┌──
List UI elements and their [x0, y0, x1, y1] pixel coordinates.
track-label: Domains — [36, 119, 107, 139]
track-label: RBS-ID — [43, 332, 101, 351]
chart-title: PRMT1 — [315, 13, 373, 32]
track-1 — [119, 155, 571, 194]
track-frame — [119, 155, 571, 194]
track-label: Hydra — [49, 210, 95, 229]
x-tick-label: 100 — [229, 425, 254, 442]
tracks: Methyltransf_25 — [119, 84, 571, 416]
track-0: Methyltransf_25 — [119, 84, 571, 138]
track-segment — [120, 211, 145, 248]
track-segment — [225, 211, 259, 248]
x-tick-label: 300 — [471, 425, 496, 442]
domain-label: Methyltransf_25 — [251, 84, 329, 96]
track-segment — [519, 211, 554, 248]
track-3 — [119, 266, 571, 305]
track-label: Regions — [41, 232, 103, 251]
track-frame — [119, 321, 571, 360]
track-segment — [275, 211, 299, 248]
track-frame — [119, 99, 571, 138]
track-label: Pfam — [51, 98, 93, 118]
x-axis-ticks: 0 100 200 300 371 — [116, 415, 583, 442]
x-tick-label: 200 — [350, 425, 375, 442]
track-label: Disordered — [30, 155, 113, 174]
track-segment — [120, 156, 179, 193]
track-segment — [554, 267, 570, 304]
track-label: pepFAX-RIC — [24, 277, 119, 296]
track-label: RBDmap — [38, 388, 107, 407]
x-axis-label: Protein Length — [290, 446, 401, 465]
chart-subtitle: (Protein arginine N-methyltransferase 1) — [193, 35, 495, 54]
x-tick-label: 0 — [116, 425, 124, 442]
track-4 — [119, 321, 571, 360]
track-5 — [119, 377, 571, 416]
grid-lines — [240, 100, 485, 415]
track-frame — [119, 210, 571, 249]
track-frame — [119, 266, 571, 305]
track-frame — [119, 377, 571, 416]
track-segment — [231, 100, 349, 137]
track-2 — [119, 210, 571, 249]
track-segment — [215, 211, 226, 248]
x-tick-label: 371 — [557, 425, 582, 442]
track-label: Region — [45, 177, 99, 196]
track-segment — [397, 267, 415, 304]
└──
For the entries above, count the lines that contain the string "axis", and state that number without further comment.

2